* [Objective]
Every entry must be given again exactly.

* [Data rows]
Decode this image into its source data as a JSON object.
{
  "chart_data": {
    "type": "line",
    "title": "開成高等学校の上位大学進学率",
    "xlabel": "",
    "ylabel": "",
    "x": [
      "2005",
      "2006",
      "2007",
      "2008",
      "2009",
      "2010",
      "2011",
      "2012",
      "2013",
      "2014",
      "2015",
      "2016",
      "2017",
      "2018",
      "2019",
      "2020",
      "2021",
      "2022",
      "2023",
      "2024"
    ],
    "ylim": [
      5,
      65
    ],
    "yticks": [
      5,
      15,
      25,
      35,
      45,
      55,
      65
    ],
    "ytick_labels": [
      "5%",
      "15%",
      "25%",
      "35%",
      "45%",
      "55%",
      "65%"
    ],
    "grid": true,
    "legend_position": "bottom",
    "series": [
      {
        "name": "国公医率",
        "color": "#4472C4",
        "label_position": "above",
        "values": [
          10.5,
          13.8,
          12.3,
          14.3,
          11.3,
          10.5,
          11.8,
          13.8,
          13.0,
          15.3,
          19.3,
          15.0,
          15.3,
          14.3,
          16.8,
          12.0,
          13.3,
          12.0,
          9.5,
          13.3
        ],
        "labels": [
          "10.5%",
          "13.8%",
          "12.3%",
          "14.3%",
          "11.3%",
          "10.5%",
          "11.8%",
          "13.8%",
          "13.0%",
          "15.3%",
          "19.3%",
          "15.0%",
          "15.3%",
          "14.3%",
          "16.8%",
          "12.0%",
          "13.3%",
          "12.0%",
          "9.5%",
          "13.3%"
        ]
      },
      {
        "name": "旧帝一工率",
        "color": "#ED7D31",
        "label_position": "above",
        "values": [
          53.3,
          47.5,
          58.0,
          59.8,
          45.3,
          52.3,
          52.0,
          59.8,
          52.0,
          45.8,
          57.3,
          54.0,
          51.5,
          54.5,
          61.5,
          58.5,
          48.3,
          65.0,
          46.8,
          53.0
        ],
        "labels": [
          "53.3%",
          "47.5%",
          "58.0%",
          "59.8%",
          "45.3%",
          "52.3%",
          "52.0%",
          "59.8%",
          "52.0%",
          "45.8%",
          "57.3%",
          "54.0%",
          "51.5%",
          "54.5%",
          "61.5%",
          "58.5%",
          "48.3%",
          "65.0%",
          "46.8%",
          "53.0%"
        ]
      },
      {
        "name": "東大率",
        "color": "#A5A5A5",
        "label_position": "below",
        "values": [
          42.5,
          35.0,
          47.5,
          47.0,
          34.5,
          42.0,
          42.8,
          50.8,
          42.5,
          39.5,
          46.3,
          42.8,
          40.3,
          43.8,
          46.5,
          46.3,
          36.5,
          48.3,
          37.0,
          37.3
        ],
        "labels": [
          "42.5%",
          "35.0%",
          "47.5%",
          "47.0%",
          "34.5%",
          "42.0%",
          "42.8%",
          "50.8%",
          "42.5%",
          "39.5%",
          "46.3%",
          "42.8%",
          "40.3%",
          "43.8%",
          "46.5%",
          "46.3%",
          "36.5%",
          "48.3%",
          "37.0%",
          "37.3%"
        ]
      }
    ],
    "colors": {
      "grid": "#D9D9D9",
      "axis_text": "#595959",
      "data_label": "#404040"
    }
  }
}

* [Full output]
Decode this image into its source data as a JSON object.
{
  "chart_data": {
    "type": "line",
    "title": "開成高等学校の上位大学進学率",
    "xlabel": "",
    "ylabel": "",
    "x": [
      "2005",
      "2006",
      "2007",
      "2008",
      "2009",
      "2010",
      "2011",
      "2012",
      "2013",
      "2014",
      "2015",
      "2016",
      "2017",
      "2018",
      "2019",
      "2020",
      "2021",
      "2022",
      "2023",
      "2024"
    ],
    "ylim": [
      5,
      65
    ],
    "yticks": [
      5,
      15,
      25,
      35,
      45,
      55,
      65
    ],
    "ytick_labels": [
      "5%",
      "15%",
      "25%",
      "35%",
      "45%",
      "55%",
      "65%"
    ],
    "grid": true,
    "legend_position": "bottom",
    "series": [
      {
        "name": "国公医率",
        "color": "#4472C4",
        "label_position": "above",
        "values": [
          10.5,
          13.8,
          12.3,
          14.3,
          11.3,
          10.5,
          11.8,
          13.8,
          13.0,
          15.3,
          19.3,
          15.0,
          15.3,
          14.3,
          16.8,
          12.0,
          13.3,
          12.0,
          9.5,
          13.3
        ],
        "labels": [
          "10.5%",
          "13.8%",
          "12.3%",
          "14.3%",
          "11.3%",
          "10.5%",
          "11.8%",
          "13.8%",
          "13.0%",
          "15.3%",
          "19.3%",
          "15.0%",
          "15.3%",
          "14.3%",
          "16.8%",
          "12.0%",
          "13.3%",
          "12.0%",
          "9.5%",
          "13.3%"
        ]
      },
      {
        "name": "旧帝一工率",
        "color": "#ED7D31",
        "label_position": "above",
        "values": [
          53.3,
          47.5,
          58.0,
          59.8,
          45.3,
          52.3,
          52.0,
          59.8,
          52.0,
          45.8,
          57.3,
          54.0,
          51.5,
          54.5,
          61.5,
          58.5,
          48.3,
          65.0,
          46.8,
          53.0
        ],
        "labels": [
          "53.3%",
          "47.5%",
          "58.0%",
          "59.8%",
          "45.3%",
          "52.3%",
          "52.0%",
          "59.8%",
          "52.0%",
          "45.8%",
          "57.3%",
          "54.0%",
          "51.5%",
          "54.5%",
          "61.5%",
          "58.5%",
          "48.3%",
          "65.0%",
          "46.8%",
          "53.0%"
        ]
      },
      {
        "name": "東大率",
        "color": "#A5A5A5",
        "label_position": "below",
        "values": [
          42.5,
          35.0,
          47.5,
          47.0,
          34.5,
          42.0,
          42.8,
          50.8,
          42.5,
          39.5,
          46.3,
          42.8,
          40.3,
          43.8,
          46.5,
          46.3,
          36.5,
          48.3,
          37.0,
          37.3
        ],
        "labels": [
          "42.5%",
          "35.0%",
          "47.5%",
          "47.0%",
          "34.5%",
          "42.0%",
          "42.8%",
          "50.8%",
          "42.5%",
          "39.5%",
          "46.3%",
          "42.8%",
          "40.3%",
          "43.8%",
          "46.5%",
          "46.3%",
          "36.5%",
          "48.3%",
          "37.0%",
          "37.3%"
        ]
      }
    ],
    "colors": {
      "grid": "#D9D9D9",
      "axis_text": "#595959",
      "data_label": "#404040"
    }
  }
}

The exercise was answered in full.